» Stated goal
List each line of the rows below that contains the word "Mínimo", copying every such line in full.

» Input for this task
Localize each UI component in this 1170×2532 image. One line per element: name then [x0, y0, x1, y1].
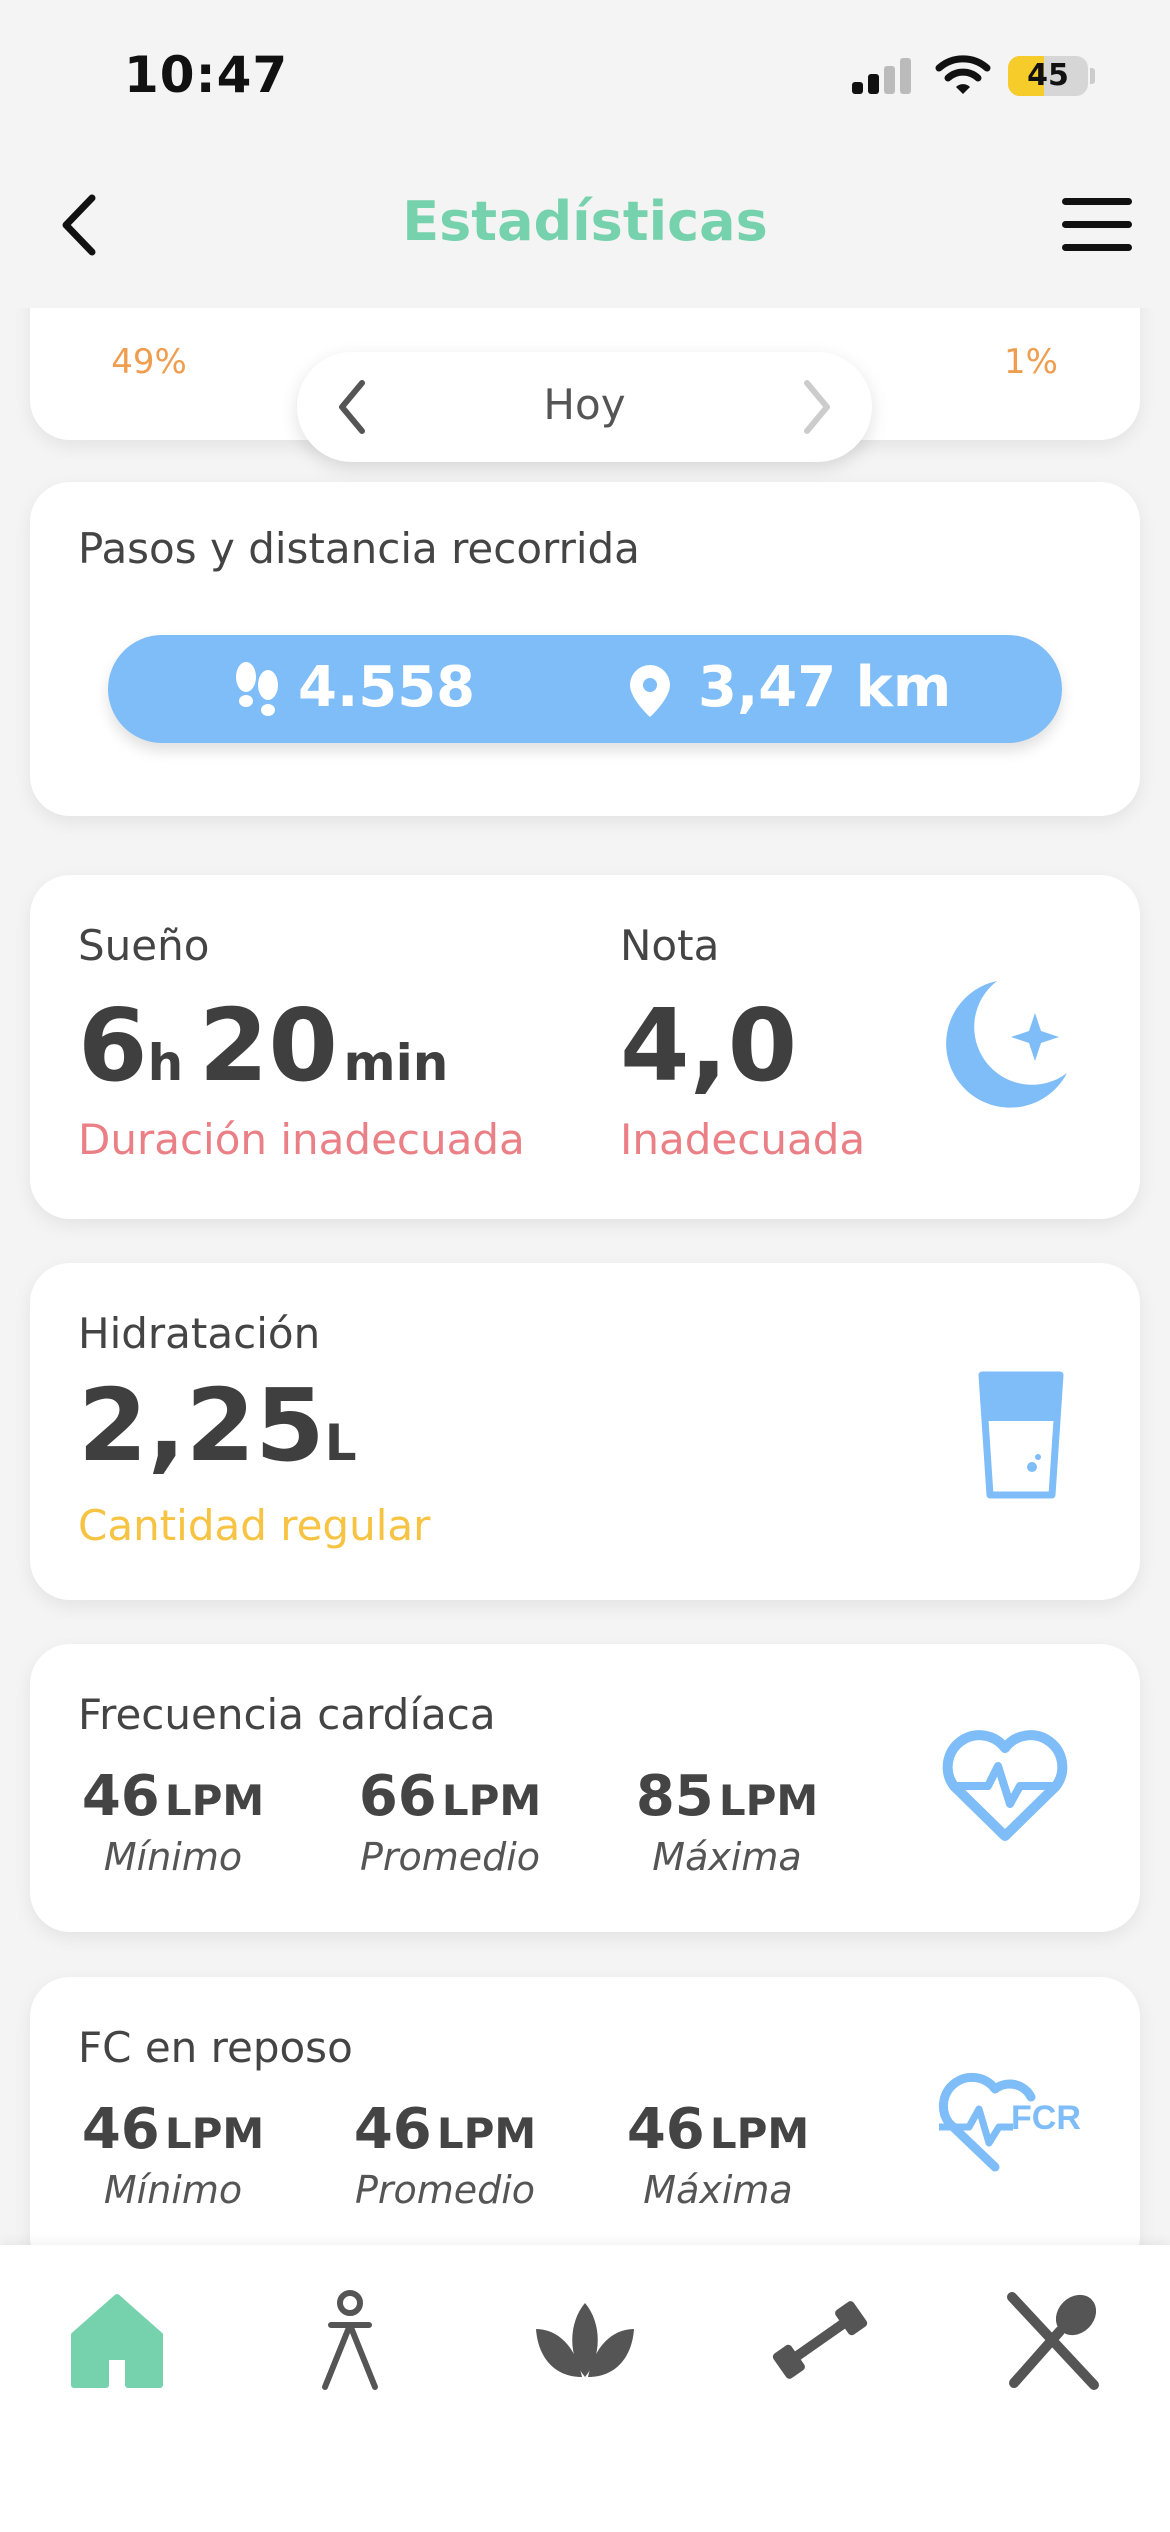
moon-star-icon: [946, 981, 1067, 1108]
sleep-duration-status: Duración inadecuada: [78, 1115, 525, 1164]
metric-unit: LPM: [441, 1776, 542, 1825]
steps-summary-pill: 4.558 3,47 km: [108, 635, 1062, 743]
hydration-unit: L: [324, 1414, 357, 1472]
sleep-minutes-unit: min: [343, 1034, 449, 1092]
resting-heart-rate-card[interactable]: FC en reposo 46 LPM Mínimo 46 LPM Promed…: [30, 1977, 1140, 2277]
hydration-amount: 2,25L: [78, 1367, 357, 1484]
resting-heart-icon: FCR: [938, 2072, 1081, 2172]
menu-button[interactable]: [1062, 198, 1132, 252]
cellular-signal-icon: [852, 56, 916, 94]
heart-rate-min: 46 LPM Mínimo: [58, 1764, 288, 1879]
battery-level: 45: [1027, 58, 1069, 93]
hydration-card[interactable]: Hidratación 2,25L Cantidad regular: [30, 1263, 1140, 1600]
date-label: Hoy: [543, 380, 626, 429]
dumbbell-icon[interactable]: [765, 2285, 875, 2395]
metric-value: 85: [635, 1764, 714, 1829]
metric-label: Promedio: [359, 1835, 541, 1879]
sleep-hours: 6: [78, 987, 148, 1104]
resting-hr-min: 46 LPM Mínimo: [58, 2097, 288, 2212]
metric-value: 46: [81, 2097, 160, 2162]
wifi-icon: [935, 55, 991, 94]
fcr-badge-text: FCR: [1011, 2099, 1081, 2137]
steps-card-title: Pasos y distancia recorrida: [78, 524, 640, 573]
status-time: 10:47: [124, 46, 289, 104]
metric-label: Máxima: [652, 1835, 802, 1879]
date-selector: Hoy: [297, 352, 872, 462]
metric-unit: LPM: [164, 1776, 265, 1825]
heart-rate-avg: 66 LPM Promedio: [335, 1764, 565, 1879]
resting-hr-title: FC en reposo: [78, 2023, 353, 2072]
metric-value: 66: [358, 1764, 437, 1829]
distance-value: 3,47 km: [698, 655, 952, 720]
hydration-status: Cantidad regular: [78, 1501, 431, 1550]
next-day-button[interactable]: [797, 377, 837, 437]
metric-unit: LPM: [718, 1776, 819, 1825]
sleep-card[interactable]: Sueño 6h 20 min Duración inadecuada Nota…: [30, 875, 1140, 1219]
ring-percent: 49%: [111, 342, 187, 382]
metric-unit: LPM: [164, 2109, 265, 2158]
water-glass-icon: [978, 1371, 1064, 1499]
metric-value: 46: [626, 2097, 705, 2162]
metric-value: 46: [81, 1764, 160, 1829]
sleep-score: 4,0: [620, 987, 798, 1104]
lotus-icon[interactable]: [530, 2285, 640, 2395]
person-icon[interactable]: [295, 2285, 405, 2395]
page-title: Estadísticas: [402, 190, 768, 253]
sleep-score-title: Nota: [620, 921, 720, 970]
resting-hr-avg: 46 LPM Promedio: [330, 2097, 560, 2212]
metric-label: Máxima: [643, 2168, 793, 2212]
sleep-minutes: 20: [198, 987, 338, 1104]
status-bar: 10:47 45: [0, 0, 1170, 150]
metric-value: 46: [353, 2097, 432, 2162]
metric-unit: LPM: [709, 2109, 810, 2158]
metric-unit: LPM: [436, 2109, 537, 2158]
hydration-title: Hidratación: [78, 1309, 321, 1358]
steps-card[interactable]: Pasos y distancia recorrida 4.558 3,47 k…: [30, 482, 1140, 816]
sleep-hours-unit: h: [147, 1034, 184, 1092]
battery-icon: 45: [1008, 56, 1088, 96]
heart-rate-title: Frecuencia cardíaca: [78, 1690, 496, 1739]
sleep-title: Sueño: [78, 921, 210, 970]
metric-label: Mínimo: [103, 2168, 243, 2212]
sleep-duration: 6h 20 min: [78, 987, 448, 1104]
metric-label: Mínimo: [103, 1835, 243, 1879]
heart-rate-card[interactable]: Frecuencia cardíaca 46 LPM Mínimo 66 LPM…: [30, 1644, 1140, 1932]
fork-spoon-icon[interactable]: [998, 2285, 1108, 2395]
metric-label: Promedio: [354, 2168, 536, 2212]
resting-hr-max: 46 LPM Máxima: [603, 2097, 833, 2212]
footprints-icon: [236, 662, 278, 716]
home-icon[interactable]: [62, 2285, 172, 2395]
heart-rate-max: 85 LPM Máxima: [612, 1764, 842, 1879]
heart-pulse-icon: [942, 1730, 1068, 1841]
bottom-tab-bar: [0, 2245, 1170, 2532]
ring-percent: 1%: [1004, 342, 1058, 382]
location-pin-icon: [630, 665, 670, 717]
hydration-value: 2,25: [78, 1367, 325, 1484]
steps-count: 4.558: [298, 655, 476, 720]
nav-bar: Estadísticas: [0, 150, 1170, 308]
sleep-score-status: Inadecuada: [620, 1115, 866, 1164]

» Answer
resting-heart-rate-card[interactable]: FC en reposo 46 LPM Mínimo 46 LPM Promed…: [30, 1977, 1140, 2277]
heart-rate-min: 46 LPM Mínimo: [58, 1764, 288, 1879]
resting-hr-min: 46 LPM Mínimo: [58, 2097, 288, 2212]
metric-label: Mínimo: [103, 2168, 243, 2212]
metric-label: Mínimo: [103, 1835, 243, 1879]
heart-rate-card[interactable]: Frecuencia cardíaca 46 LPM Mínimo 66 LPM…: [30, 1644, 1140, 1932]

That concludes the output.